◆ What you will do ◆
Without the pictures, copy the entries below word for word.

◆ Data records ◆
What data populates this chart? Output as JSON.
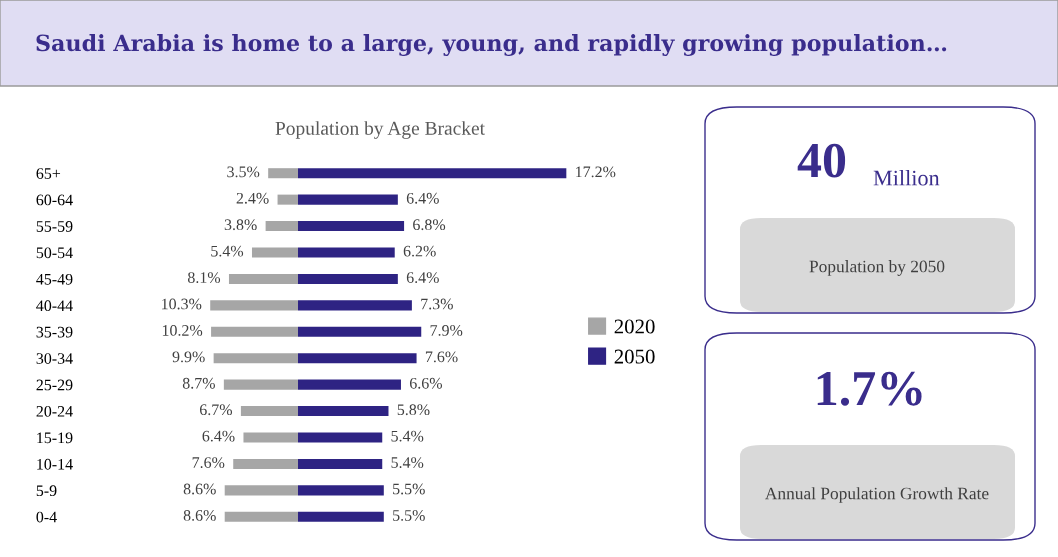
{
  "chart_data": [
    {
      "type": "other",
      "title": "Saudi Arabia is home to a large, young, and rapidly growing population…"
    },
    {
      "type": "bar",
      "orientation": "horizontal",
      "title": "Population by Age Bracket",
      "categories": [
        "65+",
        "60-64",
        "55-59",
        "50-54",
        "45-49",
        "40-44",
        "35-39",
        "30-34",
        "25-29",
        "20-24",
        "15-19",
        "10-14",
        "5-9",
        "0-4"
      ],
      "series": [
        {
          "name": "2020",
          "color": "#a6a6a6",
          "values": [
            3.5,
            2.4,
            3.8,
            5.4,
            8.1,
            10.3,
            10.2,
            9.9,
            8.7,
            6.7,
            6.4,
            7.6,
            8.6,
            8.6
          ],
          "value_labels": [
            "3.5%",
            "2.4%",
            "3.8%",
            "5.4%",
            "8.1%",
            "10.3%",
            "10.2%",
            "9.9%",
            "8.7%",
            "6.7%",
            "6.4%",
            "7.6%",
            "8.6%",
            "8.6%"
          ]
        }
      ],
      "tick_labels": "y",
      "legend": "right",
      "grid": false
    },
    {
      "type": "bar",
      "orientation": "horizontal",
      "series": [
        {
          "name": "2050",
          "color": "#2e2383",
          "values": [
            17.2,
            6.4,
            6.8,
            6.2,
            6.4,
            7.3,
            7.9,
            7.6,
            6.6,
            5.8,
            5.4,
            5.4,
            5.5,
            5.5
          ],
          "value_labels": [
            "17.2%",
            "6.4%",
            "6.8%",
            "6.2%",
            "6.4%",
            "7.3%",
            "7.9%",
            "7.6%",
            "6.6%",
            "5.8%",
            "5.4%",
            "5.4%",
            "5.5%",
            "5.5%"
          ]
        }
      ],
      "tick_labels": false,
      "legend": "right",
      "grid": false
    },
    {
      "type": "other",
      "annotations": [
        "40",
        "Million",
        "Population by 2050",
        "1.7%",
        "Annual Population Growth Rate"
      ]
    }
  ]
}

◆ Complete response ◆
What data populates this chart? Output as JSON.
{
  "chart_data": [
    {
      "type": "other",
      "title": "Saudi Arabia is home to a large, young, and rapidly growing population…"
    },
    {
      "type": "bar",
      "orientation": "horizontal",
      "title": "Population by Age Bracket",
      "categories": [
        "65+",
        "60-64",
        "55-59",
        "50-54",
        "45-49",
        "40-44",
        "35-39",
        "30-34",
        "25-29",
        "20-24",
        "15-19",
        "10-14",
        "5-9",
        "0-4"
      ],
      "series": [
        {
          "name": "2020",
          "color": "#a6a6a6",
          "values": [
            3.5,
            2.4,
            3.8,
            5.4,
            8.1,
            10.3,
            10.2,
            9.9,
            8.7,
            6.7,
            6.4,
            7.6,
            8.6,
            8.6
          ],
          "value_labels": [
            "3.5%",
            "2.4%",
            "3.8%",
            "5.4%",
            "8.1%",
            "10.3%",
            "10.2%",
            "9.9%",
            "8.7%",
            "6.7%",
            "6.4%",
            "7.6%",
            "8.6%",
            "8.6%"
          ]
        }
      ],
      "tick_labels": "y",
      "legend": "right",
      "grid": false
    },
    {
      "type": "bar",
      "orientation": "horizontal",
      "series": [
        {
          "name": "2050",
          "color": "#2e2383",
          "values": [
            17.2,
            6.4,
            6.8,
            6.2,
            6.4,
            7.3,
            7.9,
            7.6,
            6.6,
            5.8,
            5.4,
            5.4,
            5.5,
            5.5
          ],
          "value_labels": [
            "17.2%",
            "6.4%",
            "6.8%",
            "6.2%",
            "6.4%",
            "7.3%",
            "7.9%",
            "7.6%",
            "6.6%",
            "5.8%",
            "5.4%",
            "5.4%",
            "5.5%",
            "5.5%"
          ]
        }
      ],
      "tick_labels": false,
      "legend": "right",
      "grid": false
    },
    {
      "type": "other",
      "annotations": [
        "40",
        "Million",
        "Population by 2050",
        "1.7%",
        "Annual Population Growth Rate"
      ]
    }
  ]
}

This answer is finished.